▶ **Problem statement**
Reproduce every record below exactly as written, but leave out any pictures.

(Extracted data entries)
──────────
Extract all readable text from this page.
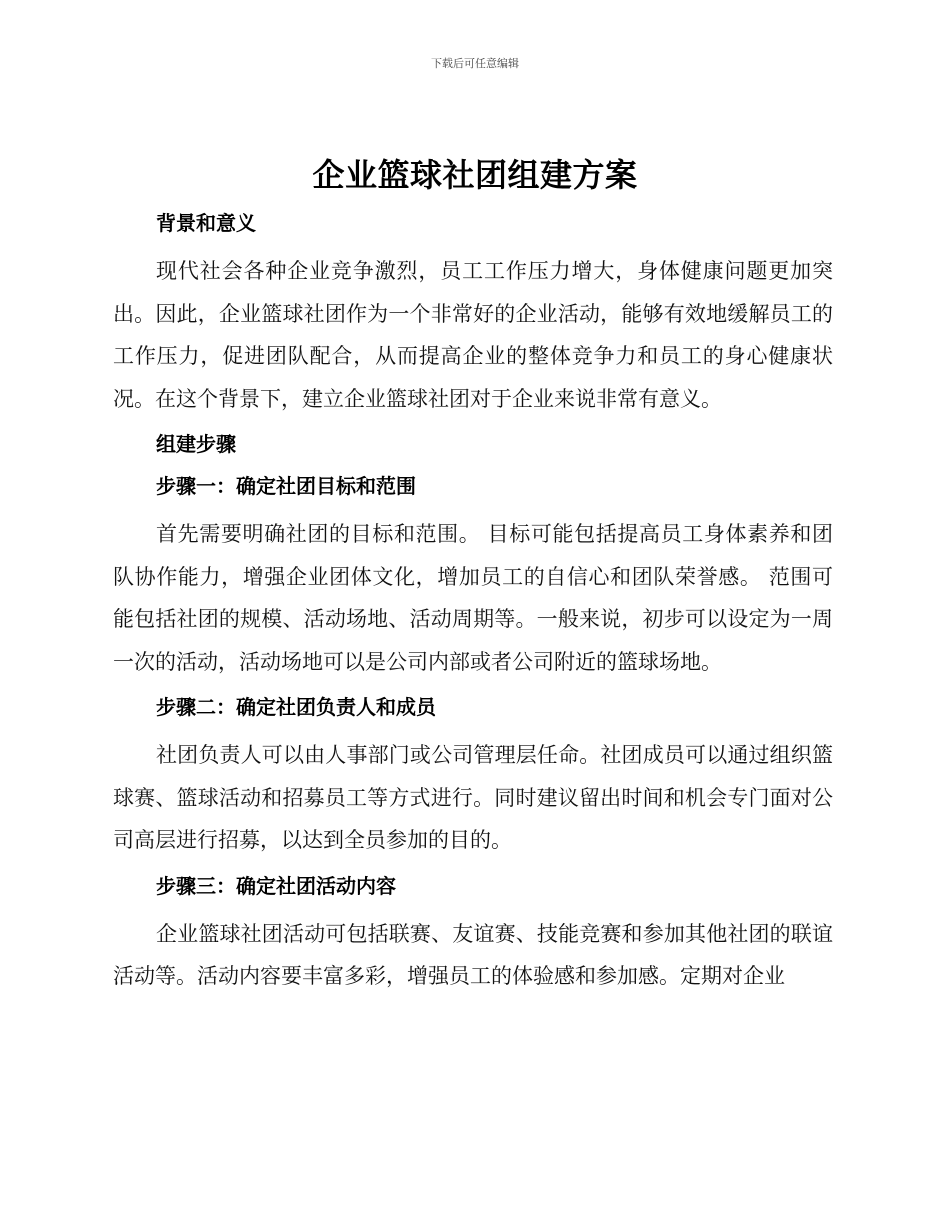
下载后可任意编辑
企业篮球社团组建方案
背景和意义

现代社会各种企业竞争激烈，员工工作压力增大，身体健康问题更加突出。因此，企业篮球社团作为一个非常好的企业活动，能够有效地缓解员工的工作压力，促进团队配合，从而提高企业的整体竞争力和员工的身心健康状况。在这个背景下，建立企业篮球社团对于企业来说非常有意义。

组建步骤
步骤一：确定社团目标和范围

首先需要明确社团的目标和范围。 目标可能包括提高员工身体素养和团队协作能力，增强企业团体文化，增加员工的自信心和团队荣誉感。 范围可能包括社团的规模、活动场地、活动周期等。一般来说，初步可以设定为一周一次的活动，活动场地可以是公司内部或者公司附近的篮球场地。

步骤二：确定社团负责人和成员

社团负责人可以由人事部门或公司管理层任命。社团成员可以通过组织篮球赛、篮球活动和招募员工等方式进行。同时建议留出时间和机会专门面对公司高层进行招募，以达到全员参加的目的。

步骤三：确定社团活动内容

企业篮球社团活动可包括联赛、友谊赛、技能竞赛和参加其他社团的联谊活动等。活动内容要丰富多彩，增强员工的体验感和参加感。定期对企业
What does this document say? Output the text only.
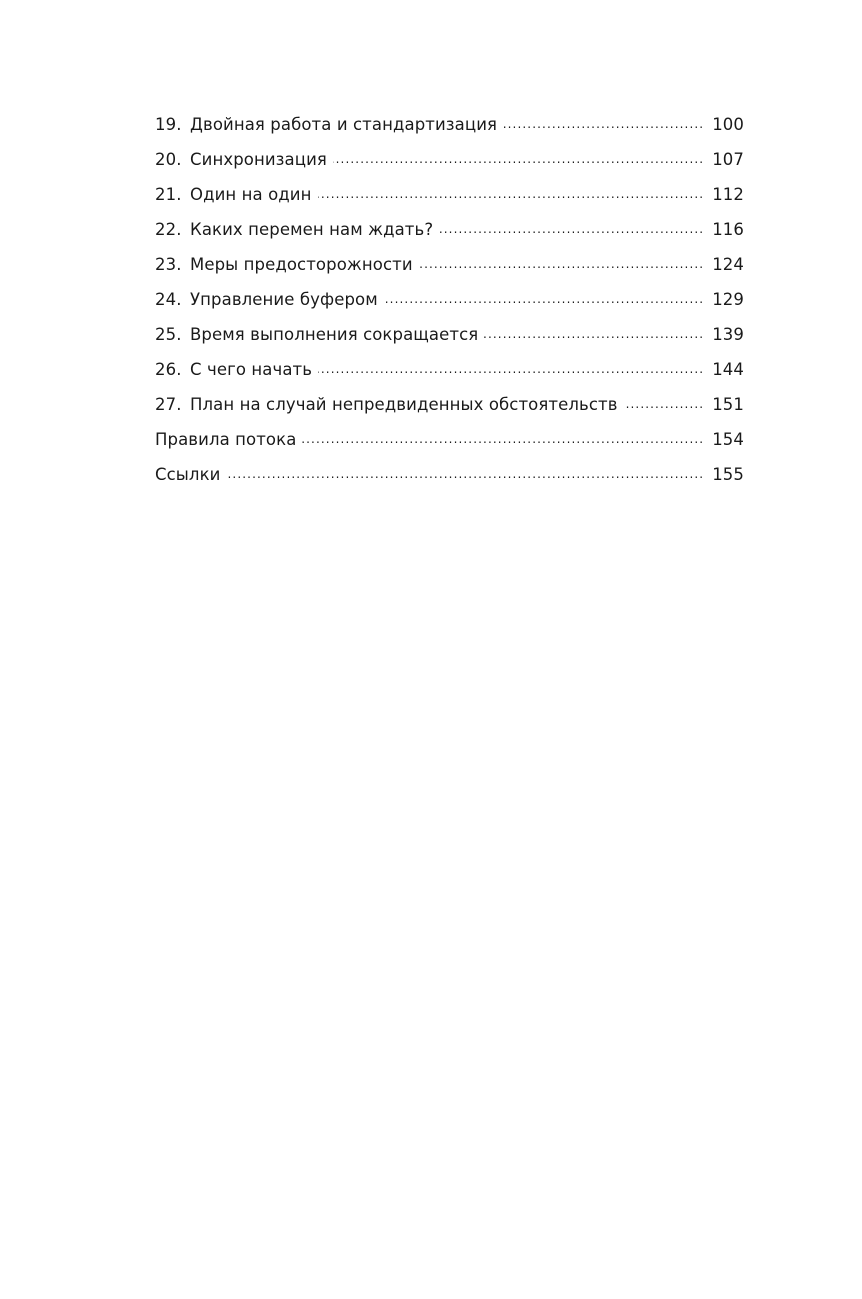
19. Двойная работа и стандартизация .....	100
20. Синхронизация .....	107
21. Один на один .....	112
22. Каких перемен нам ждать? .....	116
23. Меры предосторожности .....	124
24. Управление буфером .....	129
25. Время выполнения сокращается .....	139
26. С чего начать .....	144
27. План на случай непредвиденных обстоятельств .....	151
Правила потока .....	154
Ссылки .....	155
──────────
▶ **Exercise solution**
Extract all readable text from this page.
下载后可任意编辑
企业篮球社团组建方案
背景和意义

现代社会各种企业竞争激烈，员工工作压力增大，身体健康问题更加突出。因此，企业篮球社团作为一个非常好的企业活动，能够有效地缓解员工的工作压力，促进团队配合，从而提高企业的整体竞争力和员工的身心健康状况。在这个背景下，建立企业篮球社团对于企业来说非常有意义。

组建步骤
步骤一：确定社团目标和范围

首先需要明确社团的目标和范围。 目标可能包括提高员工身体素养和团队协作能力，增强企业团体文化，增加员工的自信心和团队荣誉感。 范围可能包括社团的规模、活动场地、活动周期等。一般来说，初步可以设定为一周一次的活动，活动场地可以是公司内部或者公司附近的篮球场地。

步骤二：确定社团负责人和成员

社团负责人可以由人事部门或公司管理层任命。社团成员可以通过组织篮球赛、篮球活动和招募员工等方式进行。同时建议留出时间和机会专门面对公司高层进行招募，以达到全员参加的目的。

步骤三：确定社团活动内容

企业篮球社团活动可包括联赛、友谊赛、技能竞赛和参加其他社团的联谊活动等。活动内容要丰富多彩，增强员工的体验感和参加感。定期对企业
What does this document say? Output the text only.
19. Двойная работа и стандартизация .....	100
20. Синхронизация .....	107
21. Один на один .....	112
22. Каких перемен нам ждать? .....	116
23. Меры предосторожности .....	124
24. Управление буфером .....	129
25. Время выполнения сокращается .....	139
26. С чего начать .....	144
27. План на случай непредвиденных обстоятельств .....	151
Правила потока .....	154
Ссылки .....	155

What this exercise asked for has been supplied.